*Given problem*
Go through the entries and transcribe each one exactly, dropping the pictures.

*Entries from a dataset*
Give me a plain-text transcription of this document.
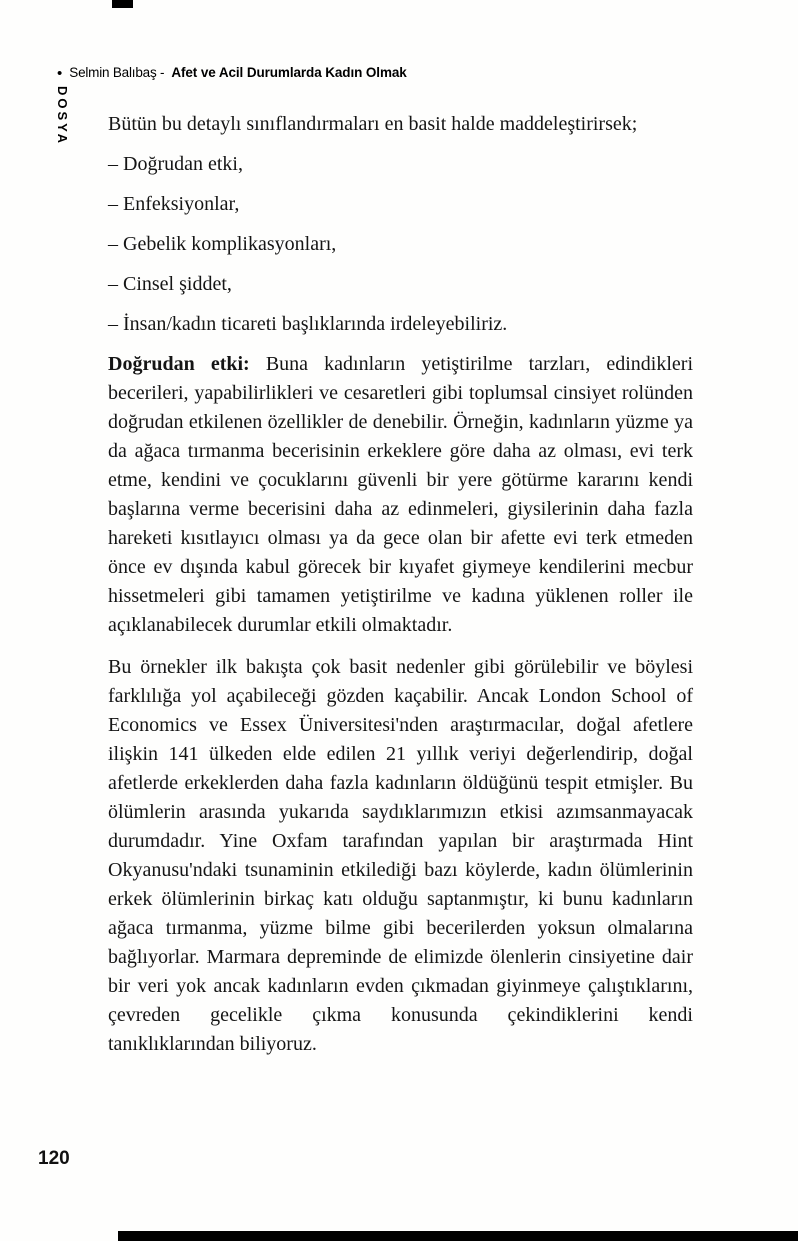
• Selmin Balıbaş - Afet ve Acil Durumlarda Kadın Olmak
DOSYA Bütün bu detaylı sınıflandırmaları en basit halde maddeleştirirsek;

– Doğrudan etki,

– Enfeksiyonlar,

– Gebelik komplikasyonları,

– Cinsel şiddet,

– İnsan/kadın ticareti başlıklarında irdeleyebiliriz.

Doğrudan etki: Buna kadınların yetiştirilme tarzları, edindikleri becerileri, yapabilirlikleri ve cesaretleri gibi toplumsal cinsiyet rolünden doğrudan etkilenen özellikler de denebilir. Örneğin, kadınların yüzme ya da ağaca tırmanma becerisinin erkeklere göre daha az olması, evi terk etme, kendini ve çocuklarını güvenli bir yere götürme kararını kendi başlarına verme becerisini daha az edinmeleri, giysilerinin daha fazla hareketi kısıtlayıcı olması ya da gece olan bir afette evi terk etmeden önce ev dışında kabul görecek bir kıyafet giymeye kendilerini mecbur hissetmeleri gibi tamamen yetiştirilme ve kadına yüklenen roller ile açıklanabilecek durumlar etkili olmaktadır.

Bu örnekler ilk bakışta çok basit nedenler gibi görülebilir ve böylesi farklılığa yol açabileceği gözden kaçabilir. Ancak London School of Economics ve Essex Üniversitesi'nden araştırmacılar, doğal afetlere ilişkin 141 ülkeden elde edilen 21 yıllık veriyi değerlendirip, doğal afetlerde erkeklerden daha fazla kadınların öldüğünü tespit etmişler. Bu ölümlerin arasında yukarıda saydıklarımızın etkisi azımsanmayacak durumdadır. Yine Oxfam tarafından yapılan bir araştırmada Hint Okyanusu'ndaki tsunaminin etkilediği bazı köylerde, kadın ölümlerinin erkek ölümlerinin birkaç katı olduğu saptanmıştır, ki bunu kadınların ağaca tırmanma, yüzme bilme gibi becerilerden yoksun olmalarına bağlıyorlar. Marmara depreminde de elimizde ölenlerin cinsiyetine dair bir veri yok ancak kadınların evden çıkmadan giyinmeye çalıştıklarını, çevreden gecelikle çıkma konusunda çekindiklerini kendi tanıklıklarından biliyoruz.

120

*Exercise response*
Give me a plain-text transcription of this document.
• Selmin Balıbaş - Afet ve Acil Durumlarda Kadın Olmak
DOSYA Bütün bu detaylı sınıflandırmaları en basit halde maddeleştirirsek;

– Doğrudan etki,

– Enfeksiyonlar,

– Gebelik komplikasyonları,

– Cinsel şiddet,

– İnsan/kadın ticareti başlıklarında irdeleyebiliriz.

Doğrudan etki: Buna kadınların yetiştirilme tarzları, edindikleri becerileri, yapabilirlikleri ve cesaretleri gibi toplumsal cinsiyet rolünden doğrudan etkilenen özellikler de denebilir. Örneğin, kadınların yüzme ya da ağaca tırmanma becerisinin erkeklere göre daha az olması, evi terk etme, kendini ve çocuklarını güvenli bir yere götürme kararını kendi başlarına verme becerisini daha az edinmeleri, giysilerinin daha fazla hareketi kısıtlayıcı olması ya da gece olan bir afette evi terk etmeden önce ev dışında kabul görecek bir kıyafet giymeye kendilerini mecbur hissetmeleri gibi tamamen yetiştirilme ve kadına yüklenen roller ile açıklanabilecek durumlar etkili olmaktadır.

Bu örnekler ilk bakışta çok basit nedenler gibi görülebilir ve böylesi farklılığa yol açabileceği gözden kaçabilir. Ancak London School of Economics ve Essex Üniversitesi'nden araştırmacılar, doğal afetlere ilişkin 141 ülkeden elde edilen 21 yıllık veriyi değerlendirip, doğal afetlerde erkeklerden daha fazla kadınların öldüğünü tespit etmişler. Bu ölümlerin arasında yukarıda saydıklarımızın etkisi azımsanmayacak durumdadır. Yine Oxfam tarafından yapılan bir araştırmada Hint Okyanusu'ndaki tsunaminin etkilediği bazı köylerde, kadın ölümlerinin erkek ölümlerinin birkaç katı olduğu saptanmıştır, ki bunu kadınların ağaca tırmanma, yüzme bilme gibi becerilerden yoksun olmalarına bağlıyorlar. Marmara depreminde de elimizde ölenlerin cinsiyetine dair bir veri yok ancak kadınların evden çıkmadan giyinmeye çalıştıklarını, çevreden gecelikle çıkma konusunda çekindiklerini kendi tanıklıklarından biliyoruz.

120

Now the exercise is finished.